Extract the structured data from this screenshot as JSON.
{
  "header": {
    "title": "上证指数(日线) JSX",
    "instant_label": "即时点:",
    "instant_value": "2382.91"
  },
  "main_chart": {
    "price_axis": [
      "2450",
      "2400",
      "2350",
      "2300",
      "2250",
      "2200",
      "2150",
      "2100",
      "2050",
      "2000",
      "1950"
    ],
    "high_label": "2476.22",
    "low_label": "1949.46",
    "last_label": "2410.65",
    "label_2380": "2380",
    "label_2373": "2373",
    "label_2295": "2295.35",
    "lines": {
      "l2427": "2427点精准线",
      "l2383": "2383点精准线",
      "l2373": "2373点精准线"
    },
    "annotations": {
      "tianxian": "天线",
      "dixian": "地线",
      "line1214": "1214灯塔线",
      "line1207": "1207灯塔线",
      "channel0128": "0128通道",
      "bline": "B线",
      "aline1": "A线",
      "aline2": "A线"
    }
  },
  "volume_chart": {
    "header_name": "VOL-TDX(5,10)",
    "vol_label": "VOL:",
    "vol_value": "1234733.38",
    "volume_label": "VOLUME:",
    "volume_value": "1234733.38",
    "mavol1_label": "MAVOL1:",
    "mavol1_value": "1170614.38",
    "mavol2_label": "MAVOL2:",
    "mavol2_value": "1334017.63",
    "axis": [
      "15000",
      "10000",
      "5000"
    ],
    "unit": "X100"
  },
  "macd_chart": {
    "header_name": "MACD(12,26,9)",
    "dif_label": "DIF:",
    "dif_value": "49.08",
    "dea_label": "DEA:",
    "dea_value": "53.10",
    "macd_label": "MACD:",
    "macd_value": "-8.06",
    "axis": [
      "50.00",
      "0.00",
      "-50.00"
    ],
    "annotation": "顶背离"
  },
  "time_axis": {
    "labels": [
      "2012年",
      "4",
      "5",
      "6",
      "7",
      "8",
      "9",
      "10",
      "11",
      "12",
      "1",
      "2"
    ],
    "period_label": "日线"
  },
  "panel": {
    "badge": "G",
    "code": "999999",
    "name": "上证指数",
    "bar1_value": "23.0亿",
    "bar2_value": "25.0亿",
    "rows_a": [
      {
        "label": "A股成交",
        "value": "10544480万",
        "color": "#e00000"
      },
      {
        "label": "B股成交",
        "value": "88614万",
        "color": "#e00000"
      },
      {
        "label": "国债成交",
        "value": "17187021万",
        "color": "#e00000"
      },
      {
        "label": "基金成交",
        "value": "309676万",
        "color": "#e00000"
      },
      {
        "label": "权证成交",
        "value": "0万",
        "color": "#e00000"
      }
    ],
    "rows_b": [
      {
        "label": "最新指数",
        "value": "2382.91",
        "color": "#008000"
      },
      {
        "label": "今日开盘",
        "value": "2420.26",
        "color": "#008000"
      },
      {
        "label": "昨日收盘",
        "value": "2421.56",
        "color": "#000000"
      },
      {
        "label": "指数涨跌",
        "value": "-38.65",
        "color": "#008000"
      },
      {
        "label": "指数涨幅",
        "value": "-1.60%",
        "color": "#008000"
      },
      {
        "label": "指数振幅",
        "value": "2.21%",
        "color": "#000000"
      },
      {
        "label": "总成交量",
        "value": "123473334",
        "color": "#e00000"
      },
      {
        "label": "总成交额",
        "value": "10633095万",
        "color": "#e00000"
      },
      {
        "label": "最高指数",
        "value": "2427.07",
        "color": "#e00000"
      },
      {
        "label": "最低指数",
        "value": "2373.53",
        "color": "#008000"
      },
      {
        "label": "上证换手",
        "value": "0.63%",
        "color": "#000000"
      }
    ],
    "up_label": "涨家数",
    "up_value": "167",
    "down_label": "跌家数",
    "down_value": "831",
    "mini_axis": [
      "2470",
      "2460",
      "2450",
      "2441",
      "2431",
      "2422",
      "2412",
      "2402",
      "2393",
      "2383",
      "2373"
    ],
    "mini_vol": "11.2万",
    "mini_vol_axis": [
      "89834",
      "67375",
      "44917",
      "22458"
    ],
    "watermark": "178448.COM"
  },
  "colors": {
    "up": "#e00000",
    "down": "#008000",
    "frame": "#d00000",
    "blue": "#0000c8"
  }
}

· · · · · · ·

TASK REQUIREMENTS
Reproduce the material exactly, with every line intact.

EXPECTED ANSWER
Extract the structured data from this screenshot as JSON.
{
  "header": {
    "title": "上证指数(日线) JSX",
    "instant_label": "即时点:",
    "instant_value": "2382.91"
  },
  "main_chart": {
    "price_axis": [
      "2450",
      "2400",
      "2350",
      "2300",
      "2250",
      "2200",
      "2150",
      "2100",
      "2050",
      "2000",
      "1950"
    ],
    "high_label": "2476.22",
    "low_label": "1949.46",
    "last_label": "2410.65",
    "label_2380": "2380",
    "label_2373": "2373",
    "label_2295": "2295.35",
    "lines": {
      "l2427": "2427点精准线",
      "l2383": "2383点精准线",
      "l2373": "2373点精准线"
    },
    "annotations": {
      "tianxian": "天线",
      "dixian": "地线",
      "line1214": "1214灯塔线",
      "line1207": "1207灯塔线",
      "channel0128": "0128通道",
      "bline": "B线",
      "aline1": "A线",
      "aline2": "A线"
    }
  },
  "volume_chart": {
    "header_name": "VOL-TDX(5,10)",
    "vol_label": "VOL:",
    "vol_value": "1234733.38",
    "volume_label": "VOLUME:",
    "volume_value": "1234733.38",
    "mavol1_label": "MAVOL1:",
    "mavol1_value": "1170614.38",
    "mavol2_label": "MAVOL2:",
    "mavol2_value": "1334017.63",
    "axis": [
      "15000",
      "10000",
      "5000"
    ],
    "unit": "X100"
  },
  "macd_chart": {
    "header_name": "MACD(12,26,9)",
    "dif_label": "DIF:",
    "dif_value": "49.08",
    "dea_label": "DEA:",
    "dea_value": "53.10",
    "macd_label": "MACD:",
    "macd_value": "-8.06",
    "axis": [
      "50.00",
      "0.00",
      "-50.00"
    ],
    "annotation": "顶背离"
  },
  "time_axis": {
    "labels": [
      "2012年",
      "4",
      "5",
      "6",
      "7",
      "8",
      "9",
      "10",
      "11",
      "12",
      "1",
      "2"
    ],
    "period_label": "日线"
  },
  "panel": {
    "badge": "G",
    "code": "999999",
    "name": "上证指数",
    "bar1_value": "23.0亿",
    "bar2_value": "25.0亿",
    "rows_a": [
      {
        "label": "A股成交",
        "value": "10544480万",
        "color": "#e00000"
      },
      {
        "label": "B股成交",
        "value": "88614万",
        "color": "#e00000"
      },
      {
        "label": "国债成交",
        "value": "17187021万",
        "color": "#e00000"
      },
      {
        "label": "基金成交",
        "value": "309676万",
        "color": "#e00000"
      },
      {
        "label": "权证成交",
        "value": "0万",
        "color": "#e00000"
      }
    ],
    "rows_b": [
      {
        "label": "最新指数",
        "value": "2382.91",
        "color": "#008000"
      },
      {
        "label": "今日开盘",
        "value": "2420.26",
        "color": "#008000"
      },
      {
        "label": "昨日收盘",
        "value": "2421.56",
        "color": "#000000"
      },
      {
        "label": "指数涨跌",
        "value": "-38.65",
        "color": "#008000"
      },
      {
        "label": "指数涨幅",
        "value": "-1.60%",
        "color": "#008000"
      },
      {
        "label": "指数振幅",
        "value": "2.21%",
        "color": "#000000"
      },
      {
        "label": "总成交量",
        "value": "123473334",
        "color": "#e00000"
      },
      {
        "label": "总成交额",
        "value": "10633095万",
        "color": "#e00000"
      },
      {
        "label": "最高指数",
        "value": "2427.07",
        "color": "#e00000"
      },
      {
        "label": "最低指数",
        "value": "2373.53",
        "color": "#008000"
      },
      {
        "label": "上证换手",
        "value": "0.63%",
        "color": "#000000"
      }
    ],
    "up_label": "涨家数",
    "up_value": "167",
    "down_label": "跌家数",
    "down_value": "831",
    "mini_axis": [
      "2470",
      "2460",
      "2450",
      "2441",
      "2431",
      "2422",
      "2412",
      "2402",
      "2393",
      "2383",
      "2373"
    ],
    "mini_vol": "11.2万",
    "mini_vol_axis": [
      "89834",
      "67375",
      "44917",
      "22458"
    ],
    "watermark": "178448.COM"
  },
  "colors": {
    "up": "#e00000",
    "down": "#008000",
    "frame": "#d00000",
    "blue": "#0000c8"
  }
}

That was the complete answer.